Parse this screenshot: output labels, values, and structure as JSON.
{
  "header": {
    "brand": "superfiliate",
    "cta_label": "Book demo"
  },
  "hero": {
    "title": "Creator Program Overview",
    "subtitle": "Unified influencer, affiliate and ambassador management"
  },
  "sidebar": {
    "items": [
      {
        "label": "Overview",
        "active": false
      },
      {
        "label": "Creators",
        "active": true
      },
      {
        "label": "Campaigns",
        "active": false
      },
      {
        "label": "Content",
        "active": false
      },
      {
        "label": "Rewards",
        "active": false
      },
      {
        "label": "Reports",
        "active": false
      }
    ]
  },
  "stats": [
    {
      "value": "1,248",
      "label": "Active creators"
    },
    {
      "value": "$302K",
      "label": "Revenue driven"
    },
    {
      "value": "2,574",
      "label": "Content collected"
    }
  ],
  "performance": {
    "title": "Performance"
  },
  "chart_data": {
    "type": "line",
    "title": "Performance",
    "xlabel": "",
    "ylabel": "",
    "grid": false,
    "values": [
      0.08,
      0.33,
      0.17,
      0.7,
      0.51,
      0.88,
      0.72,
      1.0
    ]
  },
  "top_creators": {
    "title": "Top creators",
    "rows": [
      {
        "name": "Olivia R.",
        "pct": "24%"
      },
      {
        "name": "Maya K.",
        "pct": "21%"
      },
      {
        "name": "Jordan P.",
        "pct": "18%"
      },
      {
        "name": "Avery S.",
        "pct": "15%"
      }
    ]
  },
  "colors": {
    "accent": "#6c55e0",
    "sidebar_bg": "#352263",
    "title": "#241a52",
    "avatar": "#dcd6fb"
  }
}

────────────────

Retype the listing exactly, in full.

Parse this screenshot: output labels, values, and structure as JSON.
{
  "header": {
    "brand": "superfiliate",
    "cta_label": "Book demo"
  },
  "hero": {
    "title": "Creator Program Overview",
    "subtitle": "Unified influencer, affiliate and ambassador management"
  },
  "sidebar": {
    "items": [
      {
        "label": "Overview",
        "active": false
      },
      {
        "label": "Creators",
        "active": true
      },
      {
        "label": "Campaigns",
        "active": false
      },
      {
        "label": "Content",
        "active": false
      },
      {
        "label": "Rewards",
        "active": false
      },
      {
        "label": "Reports",
        "active": false
      }
    ]
  },
  "stats": [
    {
      "value": "1,248",
      "label": "Active creators"
    },
    {
      "value": "$302K",
      "label": "Revenue driven"
    },
    {
      "value": "2,574",
      "label": "Content collected"
    }
  ],
  "performance": {
    "title": "Performance"
  },
  "chart_data": {
    "type": "line",
    "title": "Performance",
    "xlabel": "",
    "ylabel": "",
    "grid": false,
    "values": [
      0.08,
      0.33,
      0.17,
      0.7,
      0.51,
      0.88,
      0.72,
      1.0
    ]
  },
  "top_creators": {
    "title": "Top creators",
    "rows": [
      {
        "name": "Olivia R.",
        "pct": "24%"
      },
      {
        "name": "Maya K.",
        "pct": "21%"
      },
      {
        "name": "Jordan P.",
        "pct": "18%"
      },
      {
        "name": "Avery S.",
        "pct": "15%"
      }
    ]
  },
  "colors": {
    "accent": "#6c55e0",
    "sidebar_bg": "#352263",
    "title": "#241a52",
    "avatar": "#dcd6fb"
  }
}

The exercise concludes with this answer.